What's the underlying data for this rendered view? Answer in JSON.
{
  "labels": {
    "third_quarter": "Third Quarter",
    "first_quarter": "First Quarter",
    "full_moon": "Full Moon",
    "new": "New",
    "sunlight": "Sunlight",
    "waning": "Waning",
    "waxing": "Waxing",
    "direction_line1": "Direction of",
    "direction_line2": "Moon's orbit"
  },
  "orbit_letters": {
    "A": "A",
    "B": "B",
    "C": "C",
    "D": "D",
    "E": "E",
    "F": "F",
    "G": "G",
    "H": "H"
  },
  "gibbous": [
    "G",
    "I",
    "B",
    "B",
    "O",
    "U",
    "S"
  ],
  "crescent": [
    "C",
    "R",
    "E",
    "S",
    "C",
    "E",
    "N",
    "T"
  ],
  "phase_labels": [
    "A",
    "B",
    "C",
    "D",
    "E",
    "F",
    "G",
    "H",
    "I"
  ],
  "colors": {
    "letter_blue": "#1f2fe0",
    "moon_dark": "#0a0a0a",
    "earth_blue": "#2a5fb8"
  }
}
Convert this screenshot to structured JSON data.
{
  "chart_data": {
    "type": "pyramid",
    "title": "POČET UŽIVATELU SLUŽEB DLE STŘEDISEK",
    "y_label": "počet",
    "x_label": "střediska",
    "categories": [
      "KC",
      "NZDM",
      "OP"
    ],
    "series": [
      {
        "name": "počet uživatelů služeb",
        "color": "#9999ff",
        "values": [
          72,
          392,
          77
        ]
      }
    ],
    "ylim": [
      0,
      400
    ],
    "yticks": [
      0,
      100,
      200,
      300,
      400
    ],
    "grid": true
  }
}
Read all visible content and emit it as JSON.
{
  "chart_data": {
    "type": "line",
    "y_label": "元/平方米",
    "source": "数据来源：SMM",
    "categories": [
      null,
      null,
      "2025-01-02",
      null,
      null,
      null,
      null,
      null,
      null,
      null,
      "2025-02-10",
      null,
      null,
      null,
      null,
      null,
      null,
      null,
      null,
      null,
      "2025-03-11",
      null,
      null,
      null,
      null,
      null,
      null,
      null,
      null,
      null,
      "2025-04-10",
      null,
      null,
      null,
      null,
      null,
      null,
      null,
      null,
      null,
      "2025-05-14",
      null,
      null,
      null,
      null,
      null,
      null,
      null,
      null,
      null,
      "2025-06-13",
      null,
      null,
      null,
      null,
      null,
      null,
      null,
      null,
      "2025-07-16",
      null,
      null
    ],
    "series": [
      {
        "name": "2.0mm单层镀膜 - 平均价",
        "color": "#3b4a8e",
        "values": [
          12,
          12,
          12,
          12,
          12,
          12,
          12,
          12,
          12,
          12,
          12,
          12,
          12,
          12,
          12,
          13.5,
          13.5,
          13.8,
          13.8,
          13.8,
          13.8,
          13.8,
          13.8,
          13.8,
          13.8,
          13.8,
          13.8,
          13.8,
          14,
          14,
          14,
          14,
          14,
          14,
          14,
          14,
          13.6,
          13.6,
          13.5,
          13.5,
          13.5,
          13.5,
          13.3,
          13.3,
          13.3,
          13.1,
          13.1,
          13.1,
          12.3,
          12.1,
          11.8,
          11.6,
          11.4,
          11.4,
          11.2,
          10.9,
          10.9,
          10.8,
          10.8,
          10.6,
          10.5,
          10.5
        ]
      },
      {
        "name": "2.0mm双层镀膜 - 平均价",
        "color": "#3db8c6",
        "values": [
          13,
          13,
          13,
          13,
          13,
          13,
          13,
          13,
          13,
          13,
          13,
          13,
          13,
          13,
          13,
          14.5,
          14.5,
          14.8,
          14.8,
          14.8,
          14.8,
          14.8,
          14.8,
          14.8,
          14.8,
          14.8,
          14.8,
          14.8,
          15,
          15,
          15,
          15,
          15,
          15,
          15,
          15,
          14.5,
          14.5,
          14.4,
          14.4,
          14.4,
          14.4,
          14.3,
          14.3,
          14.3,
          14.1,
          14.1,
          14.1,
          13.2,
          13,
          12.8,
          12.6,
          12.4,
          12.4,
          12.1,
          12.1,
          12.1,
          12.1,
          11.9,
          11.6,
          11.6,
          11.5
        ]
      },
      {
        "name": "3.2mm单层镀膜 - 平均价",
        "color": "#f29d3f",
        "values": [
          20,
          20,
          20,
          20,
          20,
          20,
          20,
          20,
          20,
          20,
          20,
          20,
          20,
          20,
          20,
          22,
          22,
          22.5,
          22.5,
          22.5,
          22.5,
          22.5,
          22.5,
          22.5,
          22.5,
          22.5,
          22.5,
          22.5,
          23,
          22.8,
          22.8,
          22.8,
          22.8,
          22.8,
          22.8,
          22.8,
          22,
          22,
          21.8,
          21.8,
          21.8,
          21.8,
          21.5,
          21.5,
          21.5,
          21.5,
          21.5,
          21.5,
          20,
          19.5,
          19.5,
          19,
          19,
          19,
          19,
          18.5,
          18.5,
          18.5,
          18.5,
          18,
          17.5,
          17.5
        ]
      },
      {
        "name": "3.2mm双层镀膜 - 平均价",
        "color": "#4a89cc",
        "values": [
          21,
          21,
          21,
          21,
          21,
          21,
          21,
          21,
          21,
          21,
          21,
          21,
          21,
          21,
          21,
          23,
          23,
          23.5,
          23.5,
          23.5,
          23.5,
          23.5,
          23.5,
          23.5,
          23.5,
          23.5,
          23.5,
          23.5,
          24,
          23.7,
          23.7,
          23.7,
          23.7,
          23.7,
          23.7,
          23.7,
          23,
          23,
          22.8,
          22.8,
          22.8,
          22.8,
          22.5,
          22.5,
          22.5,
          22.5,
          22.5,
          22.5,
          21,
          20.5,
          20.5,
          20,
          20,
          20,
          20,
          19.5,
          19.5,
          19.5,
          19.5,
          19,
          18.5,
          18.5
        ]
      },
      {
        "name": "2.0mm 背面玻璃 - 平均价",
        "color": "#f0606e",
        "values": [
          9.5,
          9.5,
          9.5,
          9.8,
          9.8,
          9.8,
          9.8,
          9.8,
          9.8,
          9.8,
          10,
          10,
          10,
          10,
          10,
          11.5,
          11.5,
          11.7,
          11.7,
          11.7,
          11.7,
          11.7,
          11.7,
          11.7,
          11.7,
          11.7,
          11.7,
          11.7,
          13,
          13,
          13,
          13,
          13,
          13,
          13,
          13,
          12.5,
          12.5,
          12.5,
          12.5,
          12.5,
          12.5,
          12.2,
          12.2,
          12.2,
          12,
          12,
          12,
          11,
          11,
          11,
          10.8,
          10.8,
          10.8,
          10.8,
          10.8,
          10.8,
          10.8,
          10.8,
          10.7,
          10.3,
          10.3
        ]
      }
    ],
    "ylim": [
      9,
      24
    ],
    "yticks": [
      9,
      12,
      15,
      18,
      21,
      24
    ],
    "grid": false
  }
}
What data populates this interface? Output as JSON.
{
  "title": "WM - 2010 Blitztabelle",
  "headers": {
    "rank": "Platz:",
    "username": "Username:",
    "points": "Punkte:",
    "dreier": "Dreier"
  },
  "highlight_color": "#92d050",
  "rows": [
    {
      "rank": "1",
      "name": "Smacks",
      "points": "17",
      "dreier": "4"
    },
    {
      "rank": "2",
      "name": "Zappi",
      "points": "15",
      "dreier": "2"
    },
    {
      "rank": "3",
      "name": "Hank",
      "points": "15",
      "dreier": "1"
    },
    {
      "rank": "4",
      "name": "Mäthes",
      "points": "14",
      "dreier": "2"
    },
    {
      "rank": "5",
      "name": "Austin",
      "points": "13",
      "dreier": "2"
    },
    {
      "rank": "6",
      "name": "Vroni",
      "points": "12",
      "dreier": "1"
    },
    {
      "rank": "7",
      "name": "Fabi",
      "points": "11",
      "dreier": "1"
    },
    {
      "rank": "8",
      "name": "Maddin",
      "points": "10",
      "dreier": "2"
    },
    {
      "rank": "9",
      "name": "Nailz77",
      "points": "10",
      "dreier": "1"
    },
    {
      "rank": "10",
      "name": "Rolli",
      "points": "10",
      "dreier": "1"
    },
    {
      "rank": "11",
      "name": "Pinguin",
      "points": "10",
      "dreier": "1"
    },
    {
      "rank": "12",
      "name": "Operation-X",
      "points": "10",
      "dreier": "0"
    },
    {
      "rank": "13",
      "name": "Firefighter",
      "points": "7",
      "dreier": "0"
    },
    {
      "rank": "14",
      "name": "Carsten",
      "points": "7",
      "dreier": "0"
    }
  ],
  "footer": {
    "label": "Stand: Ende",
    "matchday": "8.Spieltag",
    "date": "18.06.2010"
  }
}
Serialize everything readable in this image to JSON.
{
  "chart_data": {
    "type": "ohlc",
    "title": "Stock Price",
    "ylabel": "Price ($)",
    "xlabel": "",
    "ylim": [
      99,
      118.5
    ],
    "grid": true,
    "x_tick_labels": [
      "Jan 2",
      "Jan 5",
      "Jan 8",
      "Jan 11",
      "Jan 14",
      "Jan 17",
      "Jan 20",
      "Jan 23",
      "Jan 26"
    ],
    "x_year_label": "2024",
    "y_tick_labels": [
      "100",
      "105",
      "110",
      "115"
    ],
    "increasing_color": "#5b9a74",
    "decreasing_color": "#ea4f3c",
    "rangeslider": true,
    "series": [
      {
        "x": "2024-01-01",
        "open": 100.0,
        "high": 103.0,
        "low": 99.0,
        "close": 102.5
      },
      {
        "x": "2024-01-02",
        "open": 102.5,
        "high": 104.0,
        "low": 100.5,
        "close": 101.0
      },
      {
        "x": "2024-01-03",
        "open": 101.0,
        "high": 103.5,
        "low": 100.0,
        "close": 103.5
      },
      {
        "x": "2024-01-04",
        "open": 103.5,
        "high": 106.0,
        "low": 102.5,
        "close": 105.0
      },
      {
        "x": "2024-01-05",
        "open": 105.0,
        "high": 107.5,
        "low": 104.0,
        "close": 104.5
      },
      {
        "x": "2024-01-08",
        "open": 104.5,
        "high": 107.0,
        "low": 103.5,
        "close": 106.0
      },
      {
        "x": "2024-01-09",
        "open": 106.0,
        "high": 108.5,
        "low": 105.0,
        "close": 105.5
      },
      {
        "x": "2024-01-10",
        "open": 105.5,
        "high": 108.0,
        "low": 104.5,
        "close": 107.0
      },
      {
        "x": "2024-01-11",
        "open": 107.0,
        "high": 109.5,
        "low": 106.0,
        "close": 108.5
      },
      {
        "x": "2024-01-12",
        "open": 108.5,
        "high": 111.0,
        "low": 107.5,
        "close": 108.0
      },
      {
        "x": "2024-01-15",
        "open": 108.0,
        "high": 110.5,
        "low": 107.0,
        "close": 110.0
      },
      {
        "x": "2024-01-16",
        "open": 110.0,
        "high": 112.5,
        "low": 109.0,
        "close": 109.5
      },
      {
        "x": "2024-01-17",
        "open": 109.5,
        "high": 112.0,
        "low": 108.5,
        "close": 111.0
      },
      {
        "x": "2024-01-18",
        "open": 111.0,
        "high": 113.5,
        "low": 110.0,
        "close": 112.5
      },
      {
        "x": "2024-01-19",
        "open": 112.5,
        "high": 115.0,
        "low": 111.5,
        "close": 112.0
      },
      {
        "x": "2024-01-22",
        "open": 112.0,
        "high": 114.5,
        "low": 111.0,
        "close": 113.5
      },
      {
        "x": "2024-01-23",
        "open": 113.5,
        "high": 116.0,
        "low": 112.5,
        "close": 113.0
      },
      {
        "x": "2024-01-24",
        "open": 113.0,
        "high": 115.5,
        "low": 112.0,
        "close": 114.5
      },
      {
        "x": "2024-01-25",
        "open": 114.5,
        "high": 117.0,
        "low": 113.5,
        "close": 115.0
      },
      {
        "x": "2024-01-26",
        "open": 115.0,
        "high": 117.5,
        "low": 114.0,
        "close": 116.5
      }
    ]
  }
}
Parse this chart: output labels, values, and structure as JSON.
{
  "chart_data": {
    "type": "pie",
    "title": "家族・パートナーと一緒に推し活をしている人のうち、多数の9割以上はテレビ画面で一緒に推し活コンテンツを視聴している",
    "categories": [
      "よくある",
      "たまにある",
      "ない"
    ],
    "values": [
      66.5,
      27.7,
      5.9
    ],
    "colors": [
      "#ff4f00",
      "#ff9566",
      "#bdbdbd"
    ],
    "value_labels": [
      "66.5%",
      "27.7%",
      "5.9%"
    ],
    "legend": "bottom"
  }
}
-*-
* Task *
Read the data above. Pull out each line in which the string "true" appears.

* Answer to this exercise *
    "grid": true
    "grid": true,
    "rangeslider": true,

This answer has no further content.